Return all of the entries exactly, with nothing added or left out.

##### EXTRACTED DATA #####

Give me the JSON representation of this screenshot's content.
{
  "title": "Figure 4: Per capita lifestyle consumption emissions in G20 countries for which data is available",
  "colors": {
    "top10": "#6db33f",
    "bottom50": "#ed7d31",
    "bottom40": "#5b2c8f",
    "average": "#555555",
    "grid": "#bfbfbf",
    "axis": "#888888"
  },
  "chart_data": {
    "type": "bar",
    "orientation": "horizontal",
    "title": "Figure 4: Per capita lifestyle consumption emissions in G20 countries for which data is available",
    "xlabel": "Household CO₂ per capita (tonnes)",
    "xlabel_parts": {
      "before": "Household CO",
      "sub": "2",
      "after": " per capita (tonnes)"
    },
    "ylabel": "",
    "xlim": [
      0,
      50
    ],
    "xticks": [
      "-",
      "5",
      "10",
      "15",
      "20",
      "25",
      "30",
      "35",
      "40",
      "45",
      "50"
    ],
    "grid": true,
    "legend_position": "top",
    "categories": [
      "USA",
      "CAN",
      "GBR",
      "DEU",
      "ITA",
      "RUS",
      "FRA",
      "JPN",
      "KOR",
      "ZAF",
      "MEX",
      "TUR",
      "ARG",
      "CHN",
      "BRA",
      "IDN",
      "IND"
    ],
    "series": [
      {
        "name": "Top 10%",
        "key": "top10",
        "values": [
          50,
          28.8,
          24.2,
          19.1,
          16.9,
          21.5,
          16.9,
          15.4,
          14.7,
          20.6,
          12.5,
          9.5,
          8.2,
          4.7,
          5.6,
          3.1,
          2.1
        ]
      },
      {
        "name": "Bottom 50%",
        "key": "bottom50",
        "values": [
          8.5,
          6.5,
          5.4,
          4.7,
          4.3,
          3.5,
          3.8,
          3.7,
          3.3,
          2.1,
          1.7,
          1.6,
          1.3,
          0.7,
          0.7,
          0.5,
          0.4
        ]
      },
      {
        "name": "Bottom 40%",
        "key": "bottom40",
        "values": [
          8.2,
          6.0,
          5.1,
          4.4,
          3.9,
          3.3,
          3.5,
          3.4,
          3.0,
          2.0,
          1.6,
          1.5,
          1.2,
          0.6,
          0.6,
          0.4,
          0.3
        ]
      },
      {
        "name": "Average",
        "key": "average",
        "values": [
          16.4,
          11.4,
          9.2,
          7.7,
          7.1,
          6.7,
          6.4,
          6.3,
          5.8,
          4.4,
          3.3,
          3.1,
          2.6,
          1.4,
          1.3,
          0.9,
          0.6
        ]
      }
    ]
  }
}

#####

■ **RESPONSE BELOW**:
Give me the JSON representation of this screenshot's content.
{
  "title": "Figure 4: Per capita lifestyle consumption emissions in G20 countries for which data is available",
  "colors": {
    "top10": "#6db33f",
    "bottom50": "#ed7d31",
    "bottom40": "#5b2c8f",
    "average": "#555555",
    "grid": "#bfbfbf",
    "axis": "#888888"
  },
  "chart_data": {
    "type": "bar",
    "orientation": "horizontal",
    "title": "Figure 4: Per capita lifestyle consumption emissions in G20 countries for which data is available",
    "xlabel": "Household CO₂ per capita (tonnes)",
    "xlabel_parts": {
      "before": "Household CO",
      "sub": "2",
      "after": " per capita (tonnes)"
    },
    "ylabel": "",
    "xlim": [
      0,
      50
    ],
    "xticks": [
      "-",
      "5",
      "10",
      "15",
      "20",
      "25",
      "30",
      "35",
      "40",
      "45",
      "50"
    ],
    "grid": true,
    "legend_position": "top",
    "categories": [
      "USA",
      "CAN",
      "GBR",
      "DEU",
      "ITA",
      "RUS",
      "FRA",
      "JPN",
      "KOR",
      "ZAF",
      "MEX",
      "TUR",
      "ARG",
      "CHN",
      "BRA",
      "IDN",
      "IND"
    ],
    "series": [
      {
        "name": "Top 10%",
        "key": "top10",
        "values": [
          50,
          28.8,
          24.2,
          19.1,
          16.9,
          21.5,
          16.9,
          15.4,
          14.7,
          20.6,
          12.5,
          9.5,
          8.2,
          4.7,
          5.6,
          3.1,
          2.1
        ]
      },
      {
        "name": "Bottom 50%",
        "key": "bottom50",
        "values": [
          8.5,
          6.5,
          5.4,
          4.7,
          4.3,
          3.5,
          3.8,
          3.7,
          3.3,
          2.1,
          1.7,
          1.6,
          1.3,
          0.7,
          0.7,
          0.5,
          0.4
        ]
      },
      {
        "name": "Bottom 40%",
        "key": "bottom40",
        "values": [
          8.2,
          6.0,
          5.1,
          4.4,
          3.9,
          3.3,
          3.5,
          3.4,
          3.0,
          2.0,
          1.6,
          1.5,
          1.2,
          0.6,
          0.6,
          0.4,
          0.3
        ]
      },
      {
        "name": "Average",
        "key": "average",
        "values": [
          16.4,
          11.4,
          9.2,
          7.7,
          7.1,
          6.7,
          6.4,
          6.3,
          5.8,
          4.4,
          3.3,
          3.1,
          2.6,
          1.4,
          1.3,
          0.9,
          0.6
        ]
      }
    ]
  }
}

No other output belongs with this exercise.